(Items from a figure collection)
start

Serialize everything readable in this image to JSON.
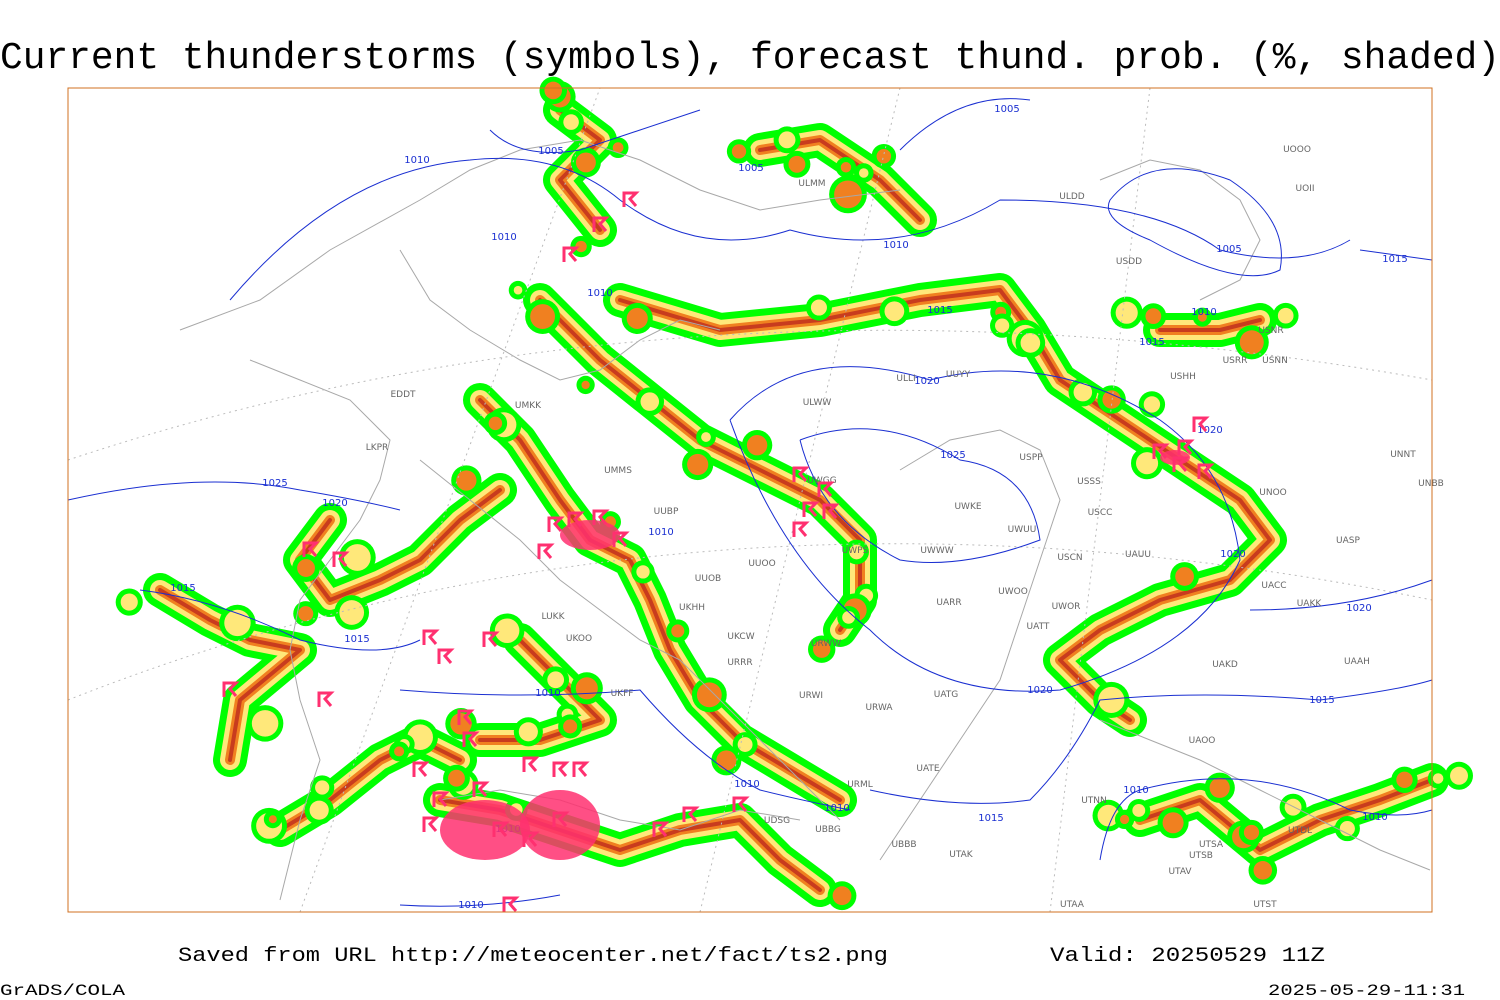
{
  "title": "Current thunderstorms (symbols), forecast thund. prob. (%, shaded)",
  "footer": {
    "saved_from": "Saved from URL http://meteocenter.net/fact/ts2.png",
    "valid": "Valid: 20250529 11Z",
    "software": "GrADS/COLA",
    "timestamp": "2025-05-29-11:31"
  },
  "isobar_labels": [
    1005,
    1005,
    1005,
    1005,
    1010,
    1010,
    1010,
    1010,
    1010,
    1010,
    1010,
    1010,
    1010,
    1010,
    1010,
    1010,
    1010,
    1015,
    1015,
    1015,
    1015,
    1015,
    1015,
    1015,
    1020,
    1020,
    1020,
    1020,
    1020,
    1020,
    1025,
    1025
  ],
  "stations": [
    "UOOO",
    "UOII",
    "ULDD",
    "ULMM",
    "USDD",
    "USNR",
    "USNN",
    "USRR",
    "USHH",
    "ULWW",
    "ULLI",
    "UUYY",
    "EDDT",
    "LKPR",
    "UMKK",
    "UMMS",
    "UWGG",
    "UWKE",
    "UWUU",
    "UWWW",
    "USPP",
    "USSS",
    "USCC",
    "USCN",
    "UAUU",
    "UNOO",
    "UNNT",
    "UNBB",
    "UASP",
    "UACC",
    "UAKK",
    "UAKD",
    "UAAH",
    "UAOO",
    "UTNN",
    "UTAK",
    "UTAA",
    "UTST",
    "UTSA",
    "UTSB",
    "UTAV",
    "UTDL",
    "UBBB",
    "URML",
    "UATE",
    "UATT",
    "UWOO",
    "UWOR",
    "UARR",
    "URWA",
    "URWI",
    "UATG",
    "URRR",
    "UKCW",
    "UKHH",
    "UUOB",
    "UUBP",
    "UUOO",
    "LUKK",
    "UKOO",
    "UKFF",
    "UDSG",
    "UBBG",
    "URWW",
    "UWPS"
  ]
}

end
start

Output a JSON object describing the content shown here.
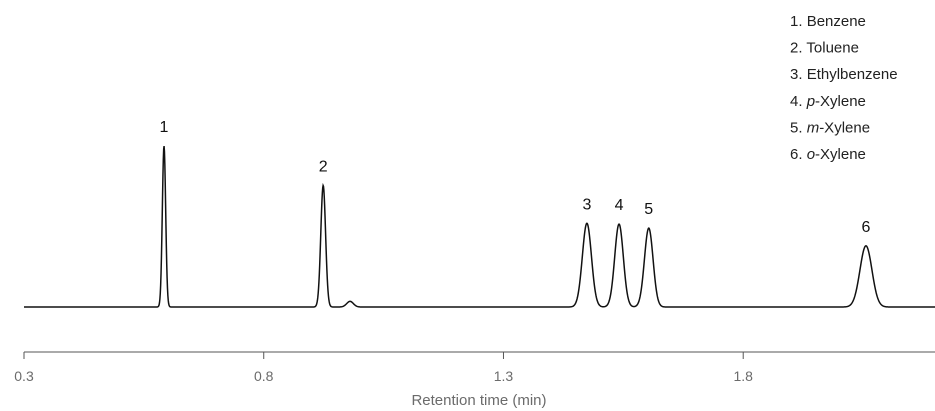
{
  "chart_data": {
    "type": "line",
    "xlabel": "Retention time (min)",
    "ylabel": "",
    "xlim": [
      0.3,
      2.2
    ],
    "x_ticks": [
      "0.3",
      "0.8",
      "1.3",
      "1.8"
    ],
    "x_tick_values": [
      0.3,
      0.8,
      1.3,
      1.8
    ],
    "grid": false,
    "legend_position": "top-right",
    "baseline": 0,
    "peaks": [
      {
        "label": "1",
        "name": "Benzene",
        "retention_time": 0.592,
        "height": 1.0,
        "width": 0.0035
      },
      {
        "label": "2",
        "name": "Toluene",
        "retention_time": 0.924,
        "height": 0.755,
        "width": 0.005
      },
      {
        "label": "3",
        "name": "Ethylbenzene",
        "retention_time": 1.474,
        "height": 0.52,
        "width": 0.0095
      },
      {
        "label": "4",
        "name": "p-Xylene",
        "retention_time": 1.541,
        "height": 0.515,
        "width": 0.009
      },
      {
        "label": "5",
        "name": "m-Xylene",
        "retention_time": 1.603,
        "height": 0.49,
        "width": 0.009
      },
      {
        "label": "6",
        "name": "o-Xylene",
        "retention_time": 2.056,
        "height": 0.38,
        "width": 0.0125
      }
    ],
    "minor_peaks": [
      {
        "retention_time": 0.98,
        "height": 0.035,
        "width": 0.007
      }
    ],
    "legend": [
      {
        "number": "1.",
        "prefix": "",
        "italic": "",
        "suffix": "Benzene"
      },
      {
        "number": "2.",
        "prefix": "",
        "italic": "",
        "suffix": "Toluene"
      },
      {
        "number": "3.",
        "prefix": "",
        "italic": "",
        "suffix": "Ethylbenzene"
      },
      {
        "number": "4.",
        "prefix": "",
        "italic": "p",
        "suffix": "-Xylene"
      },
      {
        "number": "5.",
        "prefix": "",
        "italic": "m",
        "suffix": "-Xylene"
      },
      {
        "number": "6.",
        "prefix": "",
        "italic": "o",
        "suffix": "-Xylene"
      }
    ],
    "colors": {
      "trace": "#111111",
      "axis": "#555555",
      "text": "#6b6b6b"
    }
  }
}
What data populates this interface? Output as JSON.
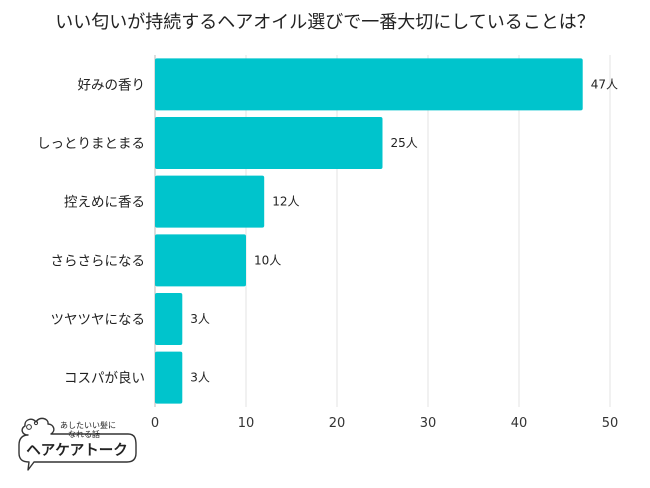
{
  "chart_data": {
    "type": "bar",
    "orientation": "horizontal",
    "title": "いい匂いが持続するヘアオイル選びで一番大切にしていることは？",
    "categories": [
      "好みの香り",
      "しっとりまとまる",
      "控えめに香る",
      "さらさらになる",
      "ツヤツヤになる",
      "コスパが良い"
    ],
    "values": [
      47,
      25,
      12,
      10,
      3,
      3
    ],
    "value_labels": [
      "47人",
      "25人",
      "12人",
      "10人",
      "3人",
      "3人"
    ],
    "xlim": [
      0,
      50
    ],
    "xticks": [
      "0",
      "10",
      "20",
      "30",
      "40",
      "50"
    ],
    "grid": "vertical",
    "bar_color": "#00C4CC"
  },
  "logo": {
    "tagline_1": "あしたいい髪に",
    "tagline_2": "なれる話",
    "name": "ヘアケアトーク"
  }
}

end
start

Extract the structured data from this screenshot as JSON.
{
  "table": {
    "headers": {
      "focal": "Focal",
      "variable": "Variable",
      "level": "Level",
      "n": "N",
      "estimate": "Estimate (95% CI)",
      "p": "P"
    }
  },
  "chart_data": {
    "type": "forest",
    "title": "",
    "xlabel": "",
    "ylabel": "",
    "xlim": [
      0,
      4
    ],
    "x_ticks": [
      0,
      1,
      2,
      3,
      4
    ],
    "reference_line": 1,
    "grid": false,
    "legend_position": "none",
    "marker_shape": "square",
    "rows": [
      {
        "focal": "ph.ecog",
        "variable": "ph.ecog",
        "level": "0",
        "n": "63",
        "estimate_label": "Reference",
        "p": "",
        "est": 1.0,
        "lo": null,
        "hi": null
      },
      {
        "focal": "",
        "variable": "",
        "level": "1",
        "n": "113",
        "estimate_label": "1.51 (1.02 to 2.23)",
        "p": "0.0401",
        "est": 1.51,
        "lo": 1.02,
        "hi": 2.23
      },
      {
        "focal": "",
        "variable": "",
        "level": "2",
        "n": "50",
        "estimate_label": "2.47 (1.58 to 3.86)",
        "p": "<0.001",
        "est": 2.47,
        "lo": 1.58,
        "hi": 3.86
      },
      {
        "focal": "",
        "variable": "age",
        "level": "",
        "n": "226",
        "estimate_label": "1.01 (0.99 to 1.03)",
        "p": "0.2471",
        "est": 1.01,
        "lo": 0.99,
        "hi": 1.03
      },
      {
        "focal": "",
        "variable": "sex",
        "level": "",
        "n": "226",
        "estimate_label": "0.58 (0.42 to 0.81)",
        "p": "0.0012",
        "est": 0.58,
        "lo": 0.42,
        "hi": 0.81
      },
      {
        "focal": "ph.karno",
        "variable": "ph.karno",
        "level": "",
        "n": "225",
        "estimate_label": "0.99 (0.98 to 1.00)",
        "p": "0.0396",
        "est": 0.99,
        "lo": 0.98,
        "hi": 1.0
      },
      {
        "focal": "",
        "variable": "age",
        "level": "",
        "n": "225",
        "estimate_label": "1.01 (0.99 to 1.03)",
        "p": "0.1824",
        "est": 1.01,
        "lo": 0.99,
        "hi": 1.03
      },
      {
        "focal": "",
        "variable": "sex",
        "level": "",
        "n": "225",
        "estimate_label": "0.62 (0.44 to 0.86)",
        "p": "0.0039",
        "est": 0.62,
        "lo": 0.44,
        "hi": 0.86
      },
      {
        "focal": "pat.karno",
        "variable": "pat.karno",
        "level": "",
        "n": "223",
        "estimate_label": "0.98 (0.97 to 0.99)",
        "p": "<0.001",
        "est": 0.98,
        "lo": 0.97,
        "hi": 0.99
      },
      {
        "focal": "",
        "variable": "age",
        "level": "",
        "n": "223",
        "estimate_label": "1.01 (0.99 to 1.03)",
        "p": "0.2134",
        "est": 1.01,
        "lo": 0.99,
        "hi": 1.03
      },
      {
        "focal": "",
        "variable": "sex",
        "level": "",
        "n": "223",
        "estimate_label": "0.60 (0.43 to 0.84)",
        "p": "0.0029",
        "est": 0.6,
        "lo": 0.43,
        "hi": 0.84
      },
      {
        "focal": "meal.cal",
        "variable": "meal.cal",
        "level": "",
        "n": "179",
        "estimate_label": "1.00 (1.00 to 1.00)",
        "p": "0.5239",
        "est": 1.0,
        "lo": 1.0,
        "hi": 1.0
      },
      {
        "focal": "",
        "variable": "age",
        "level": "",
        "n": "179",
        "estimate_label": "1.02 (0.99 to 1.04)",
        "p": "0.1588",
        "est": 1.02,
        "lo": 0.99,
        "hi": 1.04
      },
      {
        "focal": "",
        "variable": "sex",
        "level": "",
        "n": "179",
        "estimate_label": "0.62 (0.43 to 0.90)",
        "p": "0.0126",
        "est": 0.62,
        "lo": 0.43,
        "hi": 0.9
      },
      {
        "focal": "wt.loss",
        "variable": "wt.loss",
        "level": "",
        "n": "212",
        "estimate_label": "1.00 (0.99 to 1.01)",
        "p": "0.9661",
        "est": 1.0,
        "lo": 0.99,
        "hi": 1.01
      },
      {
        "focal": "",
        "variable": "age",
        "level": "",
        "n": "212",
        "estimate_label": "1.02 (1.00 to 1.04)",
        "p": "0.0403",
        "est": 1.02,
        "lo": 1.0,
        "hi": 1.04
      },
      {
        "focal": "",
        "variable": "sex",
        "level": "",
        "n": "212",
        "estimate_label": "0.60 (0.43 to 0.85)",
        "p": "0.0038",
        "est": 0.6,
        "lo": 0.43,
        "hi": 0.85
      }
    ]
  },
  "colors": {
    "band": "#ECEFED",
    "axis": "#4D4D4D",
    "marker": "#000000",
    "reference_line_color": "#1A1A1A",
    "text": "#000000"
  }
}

end

● **Exercise description**:
In the records above, locate the lines holding the word "number". Copy each of them.

● **In response**:
        "number": "1.",
        "number": "2.",
        "number": "3.",
        "number": "4.",
        "number": "5.",
        "number": "6.",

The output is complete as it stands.